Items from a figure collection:

____

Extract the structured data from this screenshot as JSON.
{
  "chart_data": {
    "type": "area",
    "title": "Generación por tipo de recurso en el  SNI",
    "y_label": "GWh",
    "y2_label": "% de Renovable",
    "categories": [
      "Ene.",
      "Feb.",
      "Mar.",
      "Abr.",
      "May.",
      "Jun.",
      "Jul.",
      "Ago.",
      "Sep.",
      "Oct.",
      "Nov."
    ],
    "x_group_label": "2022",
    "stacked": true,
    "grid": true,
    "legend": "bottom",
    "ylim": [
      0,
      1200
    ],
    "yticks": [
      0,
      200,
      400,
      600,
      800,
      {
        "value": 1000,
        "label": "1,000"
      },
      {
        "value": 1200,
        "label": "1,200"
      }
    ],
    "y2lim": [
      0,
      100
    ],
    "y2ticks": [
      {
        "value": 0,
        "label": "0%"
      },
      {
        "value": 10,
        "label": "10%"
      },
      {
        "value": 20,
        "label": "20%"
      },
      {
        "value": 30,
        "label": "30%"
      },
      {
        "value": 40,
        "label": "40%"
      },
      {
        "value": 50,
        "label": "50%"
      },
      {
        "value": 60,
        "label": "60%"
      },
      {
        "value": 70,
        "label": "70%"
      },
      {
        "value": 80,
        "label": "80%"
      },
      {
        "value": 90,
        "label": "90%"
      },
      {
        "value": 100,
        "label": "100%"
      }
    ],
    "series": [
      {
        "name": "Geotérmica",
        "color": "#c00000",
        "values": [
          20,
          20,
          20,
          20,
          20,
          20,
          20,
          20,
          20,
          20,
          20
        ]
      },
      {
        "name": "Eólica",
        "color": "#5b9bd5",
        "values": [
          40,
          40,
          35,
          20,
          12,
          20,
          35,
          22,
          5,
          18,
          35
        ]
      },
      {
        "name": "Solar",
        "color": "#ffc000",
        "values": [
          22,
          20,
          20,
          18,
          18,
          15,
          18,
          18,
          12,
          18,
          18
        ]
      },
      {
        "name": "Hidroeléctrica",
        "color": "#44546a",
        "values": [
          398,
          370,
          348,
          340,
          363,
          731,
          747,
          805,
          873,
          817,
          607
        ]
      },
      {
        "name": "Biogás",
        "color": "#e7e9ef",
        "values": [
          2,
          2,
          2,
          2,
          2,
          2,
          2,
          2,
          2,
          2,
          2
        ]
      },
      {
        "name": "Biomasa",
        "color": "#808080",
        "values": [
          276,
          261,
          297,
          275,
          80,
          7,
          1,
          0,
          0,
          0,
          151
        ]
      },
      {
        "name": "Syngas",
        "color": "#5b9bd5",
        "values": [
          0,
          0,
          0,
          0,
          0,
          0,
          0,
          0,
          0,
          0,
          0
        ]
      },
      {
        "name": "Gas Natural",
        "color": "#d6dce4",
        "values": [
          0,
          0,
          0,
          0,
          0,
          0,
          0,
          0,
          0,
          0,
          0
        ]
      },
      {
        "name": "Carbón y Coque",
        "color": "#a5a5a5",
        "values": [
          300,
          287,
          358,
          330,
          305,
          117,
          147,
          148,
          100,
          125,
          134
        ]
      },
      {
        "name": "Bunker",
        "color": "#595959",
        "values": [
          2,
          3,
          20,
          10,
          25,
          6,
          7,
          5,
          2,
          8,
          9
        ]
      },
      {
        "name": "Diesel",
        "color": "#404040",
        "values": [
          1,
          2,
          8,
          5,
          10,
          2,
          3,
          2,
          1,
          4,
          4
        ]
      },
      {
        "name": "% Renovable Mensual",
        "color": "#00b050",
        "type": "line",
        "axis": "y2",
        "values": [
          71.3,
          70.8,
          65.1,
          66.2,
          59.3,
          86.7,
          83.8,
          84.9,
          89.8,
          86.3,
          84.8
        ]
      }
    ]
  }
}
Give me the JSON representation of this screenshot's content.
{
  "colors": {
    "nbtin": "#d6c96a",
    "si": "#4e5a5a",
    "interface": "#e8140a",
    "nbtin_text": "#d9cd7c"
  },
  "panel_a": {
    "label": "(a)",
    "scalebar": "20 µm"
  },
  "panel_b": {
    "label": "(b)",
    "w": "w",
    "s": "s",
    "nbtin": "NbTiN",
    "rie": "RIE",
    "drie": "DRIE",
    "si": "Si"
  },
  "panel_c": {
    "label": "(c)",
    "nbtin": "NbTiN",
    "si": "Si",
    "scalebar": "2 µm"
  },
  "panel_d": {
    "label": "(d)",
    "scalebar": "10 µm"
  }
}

____

_TASK INSTRUCTIONS_
Please reproduce each record precisely as written.

_FULL RESPONSE_
Extract the structured data from this screenshot as JSON.
{
  "chart_data": {
    "type": "area",
    "title": "Generación por tipo de recurso en el  SNI",
    "y_label": "GWh",
    "y2_label": "% de Renovable",
    "categories": [
      "Ene.",
      "Feb.",
      "Mar.",
      "Abr.",
      "May.",
      "Jun.",
      "Jul.",
      "Ago.",
      "Sep.",
      "Oct.",
      "Nov."
    ],
    "x_group_label": "2022",
    "stacked": true,
    "grid": true,
    "legend": "bottom",
    "ylim": [
      0,
      1200
    ],
    "yticks": [
      0,
      200,
      400,
      600,
      800,
      {
        "value": 1000,
        "label": "1,000"
      },
      {
        "value": 1200,
        "label": "1,200"
      }
    ],
    "y2lim": [
      0,
      100
    ],
    "y2ticks": [
      {
        "value": 0,
        "label": "0%"
      },
      {
        "value": 10,
        "label": "10%"
      },
      {
        "value": 20,
        "label": "20%"
      },
      {
        "value": 30,
        "label": "30%"
      },
      {
        "value": 40,
        "label": "40%"
      },
      {
        "value": 50,
        "label": "50%"
      },
      {
        "value": 60,
        "label": "60%"
      },
      {
        "value": 70,
        "label": "70%"
      },
      {
        "value": 80,
        "label": "80%"
      },
      {
        "value": 90,
        "label": "90%"
      },
      {
        "value": 100,
        "label": "100%"
      }
    ],
    "series": [
      {
        "name": "Geotérmica",
        "color": "#c00000",
        "values": [
          20,
          20,
          20,
          20,
          20,
          20,
          20,
          20,
          20,
          20,
          20
        ]
      },
      {
        "name": "Eólica",
        "color": "#5b9bd5",
        "values": [
          40,
          40,
          35,
          20,
          12,
          20,
          35,
          22,
          5,
          18,
          35
        ]
      },
      {
        "name": "Solar",
        "color": "#ffc000",
        "values": [
          22,
          20,
          20,
          18,
          18,
          15,
          18,
          18,
          12,
          18,
          18
        ]
      },
      {
        "name": "Hidroeléctrica",
        "color": "#44546a",
        "values": [
          398,
          370,
          348,
          340,
          363,
          731,
          747,
          805,
          873,
          817,
          607
        ]
      },
      {
        "name": "Biogás",
        "color": "#e7e9ef",
        "values": [
          2,
          2,
          2,
          2,
          2,
          2,
          2,
          2,
          2,
          2,
          2
        ]
      },
      {
        "name": "Biomasa",
        "color": "#808080",
        "values": [
          276,
          261,
          297,
          275,
          80,
          7,
          1,
          0,
          0,
          0,
          151
        ]
      },
      {
        "name": "Syngas",
        "color": "#5b9bd5",
        "values": [
          0,
          0,
          0,
          0,
          0,
          0,
          0,
          0,
          0,
          0,
          0
        ]
      },
      {
        "name": "Gas Natural",
        "color": "#d6dce4",
        "values": [
          0,
          0,
          0,
          0,
          0,
          0,
          0,
          0,
          0,
          0,
          0
        ]
      },
      {
        "name": "Carbón y Coque",
        "color": "#a5a5a5",
        "values": [
          300,
          287,
          358,
          330,
          305,
          117,
          147,
          148,
          100,
          125,
          134
        ]
      },
      {
        "name": "Bunker",
        "color": "#595959",
        "values": [
          2,
          3,
          20,
          10,
          25,
          6,
          7,
          5,
          2,
          8,
          9
        ]
      },
      {
        "name": "Diesel",
        "color": "#404040",
        "values": [
          1,
          2,
          8,
          5,
          10,
          2,
          3,
          2,
          1,
          4,
          4
        ]
      },
      {
        "name": "% Renovable Mensual",
        "color": "#00b050",
        "type": "line",
        "axis": "y2",
        "values": [
          71.3,
          70.8,
          65.1,
          66.2,
          59.3,
          86.7,
          83.8,
          84.9,
          89.8,
          86.3,
          84.8
        ]
      }
    ]
  }
}
Give me the JSON representation of this screenshot's content.
{
  "colors": {
    "nbtin": "#d6c96a",
    "si": "#4e5a5a",
    "interface": "#e8140a",
    "nbtin_text": "#d9cd7c"
  },
  "panel_a": {
    "label": "(a)",
    "scalebar": "20 µm"
  },
  "panel_b": {
    "label": "(b)",
    "w": "w",
    "s": "s",
    "nbtin": "NbTiN",
    "rie": "RIE",
    "drie": "DRIE",
    "si": "Si"
  },
  "panel_c": {
    "label": "(c)",
    "nbtin": "NbTiN",
    "si": "Si",
    "scalebar": "2 µm"
  },
  "panel_d": {
    "label": "(d)",
    "scalebar": "10 µm"
  }
}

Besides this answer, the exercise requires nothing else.